**Texto proporcionado**
______
Así, la pedagogía del oprimido, construye una metodología de trabajo en la que las y los educadores dinamizan una conversación, en la que se ponen en juego saberes, certezas y dudas, de todas las personas que participan del proceso (el educador debe ser superado por el educando, para volver a las “Tesis sobre Feuerbach”). No se trata de imponer un conocimiento determinado de unos a otros, ni de meros actos de propaganda, sino de realizar un proceso colectivo en donde se puedan conectar los efectos con las causas, los problemas locales y puntuales con los estructurales y más generales, y en donde la razón, la acción y los afectos sean parte de un mismo y único movimiento.

Al final y al cabo, la pedagogía del oprimido no se sitúa por fuera de una perspectiva marxista en donde el propio conocimiento es un proceso social de producción (y por lo tanto, nunca individual sino colectivo).

Un replanteo de la relación vanguardia/masas

Feire, en la Pedagogía del oprimido, cita a Lenin. Recuerda que para el líder bolchevique no hay movimiento revolucionario sin teoría revolucionaria. Esto, insiste Freire, “significa precisamente que no hay revolución con verbalismo ni tampoco con activismo sino con praxis. Por lo tanto ésta solo es posible a través de la reflexión y la acción que inciden sobre las estructuras que deben transformarse”.

La cita de Lenin, por parte de Freire, y nuestra cita de cita en este texto, no es un mero juego de palabras, sino un intento por volver a recuperar la dimensión estratégica del proceso de cambio social.

Las ideas de Freire, el desarrollo de experiencias como las del Movimiento de los Trabajadores Rurales Sin Tierra (el MST de Brasil), así como cierta sensibilidad que atravesó a las organizaciones populares del continente en las últimas décadas, replantearon fuertemente la relación “vanguardia-masas”, incluso en el lenguaje (el vínculos entre bases sociales y militancias, pongamos).

Fue interesante, porque a la luz de la pedagogía del oprimido, se asumió desde ciertas izquierdas, este postulado de que las masas no son ejecutoras de determinaciones que piensan otros. “La verdadera revolución no puede temer a las masas, a su expresividad, a su participación efectiva en el poder”, escribe un Freire en el cual todavía hay margen de proyectar un proceso que construya poder popular a la vez que se proponga tomar el poder del Estado burgués para derrocarlo. Así y todo, post caída del Muro de Berlín y surgimiento de las nuevas resistencias a la globalización neoliberal del capital, la idea de que no hay praxis revolucionaria sin hay un verdadero diálogo entre la vanguardia y las masas, se tornó fundamental. El liderazgo que no sostiene ese diálogo permanece con la “sombra” del dominador dentro de sí, insiste Freire, y nos recuerda que la batalla es también contra uno mismo. Freire también recuerda en su libro que “si el liderazgo revolucionario les niega a las masas el pensamiento crítico, se restringe a sí mismo en su pensamiento…”.
______
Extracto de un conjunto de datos
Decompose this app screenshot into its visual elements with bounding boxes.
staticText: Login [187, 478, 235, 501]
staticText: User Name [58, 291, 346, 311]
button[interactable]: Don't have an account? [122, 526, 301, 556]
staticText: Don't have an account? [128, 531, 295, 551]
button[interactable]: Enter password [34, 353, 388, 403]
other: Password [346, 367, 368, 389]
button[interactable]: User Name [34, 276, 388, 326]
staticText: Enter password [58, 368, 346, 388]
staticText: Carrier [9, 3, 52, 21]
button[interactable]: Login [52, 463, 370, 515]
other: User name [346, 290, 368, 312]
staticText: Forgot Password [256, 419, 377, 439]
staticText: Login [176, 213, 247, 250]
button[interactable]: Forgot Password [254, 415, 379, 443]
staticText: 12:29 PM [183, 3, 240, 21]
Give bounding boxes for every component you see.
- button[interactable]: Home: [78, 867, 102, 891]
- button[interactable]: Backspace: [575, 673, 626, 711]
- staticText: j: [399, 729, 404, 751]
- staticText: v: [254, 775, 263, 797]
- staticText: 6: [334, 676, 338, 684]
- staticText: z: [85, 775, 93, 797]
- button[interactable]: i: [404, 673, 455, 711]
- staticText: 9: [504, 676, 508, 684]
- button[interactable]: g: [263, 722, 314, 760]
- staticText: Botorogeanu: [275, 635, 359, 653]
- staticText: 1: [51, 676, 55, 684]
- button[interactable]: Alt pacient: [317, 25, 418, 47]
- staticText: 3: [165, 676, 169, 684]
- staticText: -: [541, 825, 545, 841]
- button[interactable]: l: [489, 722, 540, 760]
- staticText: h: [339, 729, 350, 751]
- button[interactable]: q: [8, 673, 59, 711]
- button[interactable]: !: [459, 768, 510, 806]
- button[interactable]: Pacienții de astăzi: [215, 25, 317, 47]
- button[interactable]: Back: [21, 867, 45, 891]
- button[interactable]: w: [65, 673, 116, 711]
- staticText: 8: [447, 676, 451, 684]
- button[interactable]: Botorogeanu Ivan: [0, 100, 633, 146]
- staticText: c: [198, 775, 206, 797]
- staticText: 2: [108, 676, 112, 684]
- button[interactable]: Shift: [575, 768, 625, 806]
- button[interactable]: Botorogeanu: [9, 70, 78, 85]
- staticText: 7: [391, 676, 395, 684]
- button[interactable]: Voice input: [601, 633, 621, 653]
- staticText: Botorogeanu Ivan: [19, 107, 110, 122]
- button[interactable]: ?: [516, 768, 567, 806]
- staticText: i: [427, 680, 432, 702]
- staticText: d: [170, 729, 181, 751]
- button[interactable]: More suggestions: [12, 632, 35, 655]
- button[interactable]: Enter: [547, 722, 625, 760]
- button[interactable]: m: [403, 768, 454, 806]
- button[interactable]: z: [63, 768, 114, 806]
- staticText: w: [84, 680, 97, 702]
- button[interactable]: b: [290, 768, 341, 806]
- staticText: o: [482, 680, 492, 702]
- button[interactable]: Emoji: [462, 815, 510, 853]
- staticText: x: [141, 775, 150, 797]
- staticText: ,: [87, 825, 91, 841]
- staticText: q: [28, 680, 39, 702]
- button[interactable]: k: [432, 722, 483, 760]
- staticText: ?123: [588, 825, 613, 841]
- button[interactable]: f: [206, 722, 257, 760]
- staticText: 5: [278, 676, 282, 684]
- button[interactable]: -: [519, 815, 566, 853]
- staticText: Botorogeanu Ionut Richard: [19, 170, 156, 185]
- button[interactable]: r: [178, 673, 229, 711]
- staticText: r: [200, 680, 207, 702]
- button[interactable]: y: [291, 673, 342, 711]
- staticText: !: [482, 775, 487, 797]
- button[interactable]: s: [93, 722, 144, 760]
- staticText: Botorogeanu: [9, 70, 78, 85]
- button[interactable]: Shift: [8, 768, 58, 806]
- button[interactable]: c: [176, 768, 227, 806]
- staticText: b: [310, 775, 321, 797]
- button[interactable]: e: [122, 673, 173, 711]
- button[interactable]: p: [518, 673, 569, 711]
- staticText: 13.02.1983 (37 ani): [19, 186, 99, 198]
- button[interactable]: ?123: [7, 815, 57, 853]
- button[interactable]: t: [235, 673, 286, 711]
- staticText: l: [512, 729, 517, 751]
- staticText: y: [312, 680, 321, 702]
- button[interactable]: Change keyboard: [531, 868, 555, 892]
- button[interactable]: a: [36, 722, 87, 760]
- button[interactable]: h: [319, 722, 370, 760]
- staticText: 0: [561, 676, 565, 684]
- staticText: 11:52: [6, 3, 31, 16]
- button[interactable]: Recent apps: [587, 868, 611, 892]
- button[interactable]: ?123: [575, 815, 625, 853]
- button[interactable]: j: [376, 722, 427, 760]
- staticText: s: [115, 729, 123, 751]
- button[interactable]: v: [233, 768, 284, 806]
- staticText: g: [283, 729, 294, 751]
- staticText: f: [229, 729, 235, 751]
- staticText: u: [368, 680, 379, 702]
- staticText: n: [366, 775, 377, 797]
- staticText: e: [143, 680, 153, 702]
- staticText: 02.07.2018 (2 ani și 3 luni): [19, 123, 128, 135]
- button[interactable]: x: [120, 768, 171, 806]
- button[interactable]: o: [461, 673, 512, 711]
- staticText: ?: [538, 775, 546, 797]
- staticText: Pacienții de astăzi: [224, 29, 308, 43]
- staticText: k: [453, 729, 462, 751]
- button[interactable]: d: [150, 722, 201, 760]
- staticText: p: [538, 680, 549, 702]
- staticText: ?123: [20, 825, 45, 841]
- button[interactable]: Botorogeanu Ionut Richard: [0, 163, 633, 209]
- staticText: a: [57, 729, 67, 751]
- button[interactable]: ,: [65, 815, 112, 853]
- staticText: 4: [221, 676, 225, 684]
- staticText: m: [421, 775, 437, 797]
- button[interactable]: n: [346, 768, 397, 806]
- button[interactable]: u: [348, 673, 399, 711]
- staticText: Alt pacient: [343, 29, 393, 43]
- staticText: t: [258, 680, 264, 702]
______
**Tareas**
a - Según el texto sobre la pedagogía del oprimido, ¿qué recuerda Freire que sostenía Lenin?
b - Por favor, escribe cómo sigue el texto sobre la pedagogía del oprimido después de su última oración.

**Resultados**
a - Que no hay movimiento revolucionario sin teoría revolucionaria.

b -
 

Con el paso del tiempo y el desarrollo de experiencias de resistencia a escala local; con la ofensiva generalizada del capital a nivel mundial, el exceso de pragmatismo y la reducción de la teoría revolucionaria a la mera reflexión sobre la propia práctica, han llevado a los sectores que bregaban en muchas de las ideas de Freire en Argentina a navegar en un barco sin timón.

De algún modo, se gestó una especie de ilusión de que era posible avanzar en un proceso profundo de cuestionamiento al orden vigente y ensayo de nuevas experiencias de contrapoder (o de un poder popular de masas) sin teoría.

La educación popular devino en muchos casos mera metodología, fetichismo de las formas y autoindulgencia con el déficit de estudio en materia de economía, historia, política e incluso filosofía, y las militancias se mimetizaron con lo peor del sujeto popular. En un gesto anti-intelectualista de los y las intelectuales del movimiento popular (pose que se reforzó con una merma en el sistema formal de educación que en un país como Argentina era motivo de orgullo popular y la hiper-academización de las y los profesionales egresados de las universidades nacionales), la pedagogía del oprimido (y la oprimida) quedó reducida muchas veces a una cáscara vacía: una ronda de gente que juega a tirarse un ovillo de lana para tomar la palabra para… contarse su experiencia y transmitir que sienten ellos y ellas como individuos.

Evidentemente, lejos ya de la tradición marxista y la perspectiva revolucionaria Latinoamericana (que puso en diálogo al comunistas y cristianos que pregonaban la común/unión de quienes luchaban en este mundo por transformarlo), estas perspectivas abonaron y abonan poco a revitalizar una nueva teoría revolucionaria para el siglo XXI.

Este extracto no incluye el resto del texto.